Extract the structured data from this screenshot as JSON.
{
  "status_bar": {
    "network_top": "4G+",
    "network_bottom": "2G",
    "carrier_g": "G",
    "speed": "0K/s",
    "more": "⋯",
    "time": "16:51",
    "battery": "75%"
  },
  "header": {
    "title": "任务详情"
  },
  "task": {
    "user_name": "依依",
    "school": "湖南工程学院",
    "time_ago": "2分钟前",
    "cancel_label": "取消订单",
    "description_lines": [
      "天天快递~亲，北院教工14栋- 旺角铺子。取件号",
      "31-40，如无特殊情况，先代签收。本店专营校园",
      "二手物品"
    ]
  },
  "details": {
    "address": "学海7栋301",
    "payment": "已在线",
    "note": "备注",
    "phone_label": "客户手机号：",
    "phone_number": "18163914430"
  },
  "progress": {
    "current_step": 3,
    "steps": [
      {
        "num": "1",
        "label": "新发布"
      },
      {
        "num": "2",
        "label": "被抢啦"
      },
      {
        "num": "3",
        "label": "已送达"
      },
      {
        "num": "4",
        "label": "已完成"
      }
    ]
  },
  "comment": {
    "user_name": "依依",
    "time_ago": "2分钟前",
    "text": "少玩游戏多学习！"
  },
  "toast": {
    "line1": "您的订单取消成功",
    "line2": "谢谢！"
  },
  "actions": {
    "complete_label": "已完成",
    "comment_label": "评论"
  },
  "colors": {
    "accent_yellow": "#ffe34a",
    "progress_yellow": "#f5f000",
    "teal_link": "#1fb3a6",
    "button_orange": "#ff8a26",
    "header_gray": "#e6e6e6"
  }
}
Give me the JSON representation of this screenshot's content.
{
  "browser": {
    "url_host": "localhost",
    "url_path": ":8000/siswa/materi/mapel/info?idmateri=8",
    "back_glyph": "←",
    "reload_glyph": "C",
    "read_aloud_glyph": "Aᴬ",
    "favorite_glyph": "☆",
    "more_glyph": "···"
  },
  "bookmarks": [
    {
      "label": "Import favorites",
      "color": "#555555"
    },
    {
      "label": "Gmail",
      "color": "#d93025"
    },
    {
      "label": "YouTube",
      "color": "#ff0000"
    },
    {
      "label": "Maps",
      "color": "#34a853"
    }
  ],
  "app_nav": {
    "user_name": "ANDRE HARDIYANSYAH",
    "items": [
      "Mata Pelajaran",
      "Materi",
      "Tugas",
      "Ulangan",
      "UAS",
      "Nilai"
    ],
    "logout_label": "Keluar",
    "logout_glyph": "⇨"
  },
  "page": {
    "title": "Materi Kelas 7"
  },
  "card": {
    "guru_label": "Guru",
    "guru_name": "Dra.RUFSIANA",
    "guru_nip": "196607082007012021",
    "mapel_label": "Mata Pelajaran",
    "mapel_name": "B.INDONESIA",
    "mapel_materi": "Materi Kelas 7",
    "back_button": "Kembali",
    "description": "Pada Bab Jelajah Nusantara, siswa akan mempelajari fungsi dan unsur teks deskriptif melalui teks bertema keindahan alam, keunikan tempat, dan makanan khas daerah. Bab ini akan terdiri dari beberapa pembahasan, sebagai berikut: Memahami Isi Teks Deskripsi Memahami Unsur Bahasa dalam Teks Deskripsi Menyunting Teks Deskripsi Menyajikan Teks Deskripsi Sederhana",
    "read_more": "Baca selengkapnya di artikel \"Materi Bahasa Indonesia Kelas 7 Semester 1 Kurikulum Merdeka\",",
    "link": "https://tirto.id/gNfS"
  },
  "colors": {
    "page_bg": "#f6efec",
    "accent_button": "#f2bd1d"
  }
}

○ ○ ○

Required task>
Transcribe every record above exactly as it appears.

Task answer>
Extract the structured data from this screenshot as JSON.
{
  "status_bar": {
    "network_top": "4G+",
    "network_bottom": "2G",
    "carrier_g": "G",
    "speed": "0K/s",
    "more": "⋯",
    "time": "16:51",
    "battery": "75%"
  },
  "header": {
    "title": "任务详情"
  },
  "task": {
    "user_name": "依依",
    "school": "湖南工程学院",
    "time_ago": "2分钟前",
    "cancel_label": "取消订单",
    "description_lines": [
      "天天快递~亲，北院教工14栋- 旺角铺子。取件号",
      "31-40，如无特殊情况，先代签收。本店专营校园",
      "二手物品"
    ]
  },
  "details": {
    "address": "学海7栋301",
    "payment": "已在线",
    "note": "备注",
    "phone_label": "客户手机号：",
    "phone_number": "18163914430"
  },
  "progress": {
    "current_step": 3,
    "steps": [
      {
        "num": "1",
        "label": "新发布"
      },
      {
        "num": "2",
        "label": "被抢啦"
      },
      {
        "num": "3",
        "label": "已送达"
      },
      {
        "num": "4",
        "label": "已完成"
      }
    ]
  },
  "comment": {
    "user_name": "依依",
    "time_ago": "2分钟前",
    "text": "少玩游戏多学习！"
  },
  "toast": {
    "line1": "您的订单取消成功",
    "line2": "谢谢！"
  },
  "actions": {
    "complete_label": "已完成",
    "comment_label": "评论"
  },
  "colors": {
    "accent_yellow": "#ffe34a",
    "progress_yellow": "#f5f000",
    "teal_link": "#1fb3a6",
    "button_orange": "#ff8a26",
    "header_gray": "#e6e6e6"
  }
}
Give me the JSON representation of this screenshot's content.
{
  "browser": {
    "url_host": "localhost",
    "url_path": ":8000/siswa/materi/mapel/info?idmateri=8",
    "back_glyph": "←",
    "reload_glyph": "C",
    "read_aloud_glyph": "Aᴬ",
    "favorite_glyph": "☆",
    "more_glyph": "···"
  },
  "bookmarks": [
    {
      "label": "Import favorites",
      "color": "#555555"
    },
    {
      "label": "Gmail",
      "color": "#d93025"
    },
    {
      "label": "YouTube",
      "color": "#ff0000"
    },
    {
      "label": "Maps",
      "color": "#34a853"
    }
  ],
  "app_nav": {
    "user_name": "ANDRE HARDIYANSYAH",
    "items": [
      "Mata Pelajaran",
      "Materi",
      "Tugas",
      "Ulangan",
      "UAS",
      "Nilai"
    ],
    "logout_label": "Keluar",
    "logout_glyph": "⇨"
  },
  "page": {
    "title": "Materi Kelas 7"
  },
  "card": {
    "guru_label": "Guru",
    "guru_name": "Dra.RUFSIANA",
    "guru_nip": "196607082007012021",
    "mapel_label": "Mata Pelajaran",
    "mapel_name": "B.INDONESIA",
    "mapel_materi": "Materi Kelas 7",
    "back_button": "Kembali",
    "description": "Pada Bab Jelajah Nusantara, siswa akan mempelajari fungsi dan unsur teks deskriptif melalui teks bertema keindahan alam, keunikan tempat, dan makanan khas daerah. Bab ini akan terdiri dari beberapa pembahasan, sebagai berikut: Memahami Isi Teks Deskripsi Memahami Unsur Bahasa dalam Teks Deskripsi Menyunting Teks Deskripsi Menyajikan Teks Deskripsi Sederhana",
    "read_more": "Baca selengkapnya di artikel \"Materi Bahasa Indonesia Kelas 7 Semester 1 Kurikulum Merdeka\",",
    "link": "https://tirto.id/gNfS"
  },
  "colors": {
    "page_bg": "#f6efec",
    "accent_button": "#f2bd1d"
  }
}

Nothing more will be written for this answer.